• **GIVEN REQUEST**:
Format every line of the records below as a Markdown table with the columns "Row" and "Record line," numbering the rows in order and omitting blank lines.

• **DATA FOR THE TASK**:

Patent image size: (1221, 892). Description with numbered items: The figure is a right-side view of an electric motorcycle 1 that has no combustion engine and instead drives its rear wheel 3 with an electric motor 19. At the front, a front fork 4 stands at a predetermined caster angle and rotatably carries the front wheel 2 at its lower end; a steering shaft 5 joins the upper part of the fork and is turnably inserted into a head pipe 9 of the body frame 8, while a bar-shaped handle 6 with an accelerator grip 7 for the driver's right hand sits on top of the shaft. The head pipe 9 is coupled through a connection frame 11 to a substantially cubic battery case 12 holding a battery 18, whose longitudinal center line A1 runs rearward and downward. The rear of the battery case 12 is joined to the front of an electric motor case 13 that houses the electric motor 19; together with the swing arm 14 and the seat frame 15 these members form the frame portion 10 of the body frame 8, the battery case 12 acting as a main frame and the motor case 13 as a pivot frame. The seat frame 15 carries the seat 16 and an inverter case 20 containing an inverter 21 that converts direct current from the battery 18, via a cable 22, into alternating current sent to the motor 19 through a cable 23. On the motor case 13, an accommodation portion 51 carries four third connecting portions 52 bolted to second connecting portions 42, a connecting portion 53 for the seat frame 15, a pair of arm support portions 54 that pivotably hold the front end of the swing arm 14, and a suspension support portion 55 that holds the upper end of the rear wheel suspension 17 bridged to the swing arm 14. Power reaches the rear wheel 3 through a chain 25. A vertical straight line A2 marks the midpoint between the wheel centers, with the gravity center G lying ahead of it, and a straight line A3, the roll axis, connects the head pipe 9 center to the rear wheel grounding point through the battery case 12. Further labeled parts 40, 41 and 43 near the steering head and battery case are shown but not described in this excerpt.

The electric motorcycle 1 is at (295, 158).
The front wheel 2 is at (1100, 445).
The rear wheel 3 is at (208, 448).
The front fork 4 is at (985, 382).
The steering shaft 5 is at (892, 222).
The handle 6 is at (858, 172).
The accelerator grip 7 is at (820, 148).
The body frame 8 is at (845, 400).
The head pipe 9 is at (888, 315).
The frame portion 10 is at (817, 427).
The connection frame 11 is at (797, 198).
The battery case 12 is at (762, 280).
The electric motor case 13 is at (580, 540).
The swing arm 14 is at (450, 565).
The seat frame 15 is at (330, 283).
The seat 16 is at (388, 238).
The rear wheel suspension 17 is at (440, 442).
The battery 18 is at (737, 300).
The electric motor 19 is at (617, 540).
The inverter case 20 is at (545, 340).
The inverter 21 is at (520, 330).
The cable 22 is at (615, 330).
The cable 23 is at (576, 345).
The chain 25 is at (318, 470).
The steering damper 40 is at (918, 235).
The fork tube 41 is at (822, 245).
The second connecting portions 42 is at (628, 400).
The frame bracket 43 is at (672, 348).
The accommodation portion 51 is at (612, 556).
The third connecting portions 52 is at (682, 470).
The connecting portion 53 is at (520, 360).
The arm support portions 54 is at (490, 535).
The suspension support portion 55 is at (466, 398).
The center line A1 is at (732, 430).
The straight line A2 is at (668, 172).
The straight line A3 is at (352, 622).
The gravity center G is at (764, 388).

• **WRITTEN SOLUTION**:
| Row | Record line |
|---|---|
| 1 | Patent image size: (1221, 892). Description with numbered items: The figure is a right-side view of an electric motorcycle 1 that has no combustion engine and instead drives its rear wheel 3 with an electric motor 19. At the front, a front fork 4 stands at a predetermined caster angle and rotatably carries the front wheel 2 at its lower end; a steering shaft 5 joins the upper part of the fork and is turnably inserted into a head pipe 9 of the body frame 8, while a bar-shaped handle 6 with an accelerator grip 7 for the driver's right hand sits on top of the shaft. The head pipe 9 is coupled through a connection frame 11 to a substantially cubic battery case 12 holding a battery 18, whose longitudinal center line A1 runs rearward and downward. The rear of the battery case 12 is joined to the front of an electric motor case 13 that houses the electric motor 19; together with the swing arm 14 and the seat frame 15 these members form the frame portion 10 of the body frame 8, the battery case 12 acting as a main frame and the motor case 13 as a pivot frame. The seat frame 15 carries the seat 16 and an inverter case 20 containing an inverter 21 that converts direct current from the battery 18, via a cable 22, into alternating current sent to the motor 19 through a cable 23. On the motor case 13, an accommodation portion 51 carries four third connecting portions 52 bolted to second connecting portions 42, a connecting portion 53 for the seat frame 15, a pair of arm support portions 54 that pivotably hold the front end of the swing arm 14, and a suspension support portion 55 that holds the upper end of the rear wheel suspension 17 bridged to the swing arm 14. Power reaches the rear wheel 3 through a chain 25. A vertical straight line A2 marks the midpoint between the wheel centers, with the gravity center G lying ahead of it, and a straight line A3, the roll axis, connects the head pipe 9 center to the rear wheel grounding point through the battery case 12. Further labeled parts 40, 41 and 43 near the steering head and battery case are shown but not described in this excerpt. |
| 2 | The electric motorcycle 1 is at (295, 158). |
| 3 | The front wheel 2 is at (1100, 445). |
| 4 | The rear wheel 3 is at (208, 448). |
| 5 | The front fork 4 is at (985, 382). |
| 6 | The steering shaft 5 is at (892, 222). |
| 7 | The handle 6 is at (858, 172). |
| 8 | The accelerator grip 7 is at (820, 148). |
| 9 | The body frame 8 is at (845, 400). |
| 10 | The head pipe 9 is at (888, 315). |
| 11 | The frame portion 10 is at (817, 427). |
| 12 | The connection frame 11 is at (797, 198). |
| 13 | The battery case 12 is at (762, 280). |
| 14 | The electric motor case 13 is at (580, 540). |
| 15 | The swing arm 14 is at (450, 565). |
| 16 | The seat frame 15 is at (330, 283). |
| 17 | The seat 16 is at (388, 238). |
| 18 | The rear wheel suspension 17 is at (440, 442). |
| 19 | The battery 18 is at (737, 300). |
| 20 | The electric motor 19 is at (617, 540). |
| 21 | The inverter case 20 is at (545, 340). |
| 22 | The inverter 21 is at (520, 330). |
| 23 | The cable 22 is at (615, 330). |
| 24 | The cable 23 is at (576, 345). |
| 25 | The chain 25 is at (318, 470). |
| 26 | The steering damper 40 is at (918, 235). |
| 27 | The fork tube 41 is at (822, 245). |
| 28 | The second connecting portions 42 is at (628, 400). |
| 29 | The frame bracket 43 is at (672, 348). |
| 30 | The accommodation portion 51 is at (612, 556). |
| 31 | The third connecting portions 52 is at (682, 470). |
| 32 | The connecting portion 53 is at (520, 360). |
| 33 | The arm support portions 54 is at (490, 535). |
| 34 | The suspension support portion 55 is at (466, 398). |
| 35 | The center line A1 is at (732, 430). |
| 36 | The straight line A2 is at (668, 172). |
| 37 | The straight line A3 is at (352, 622). |
| 38 | The gravity center G is at (764, 388). |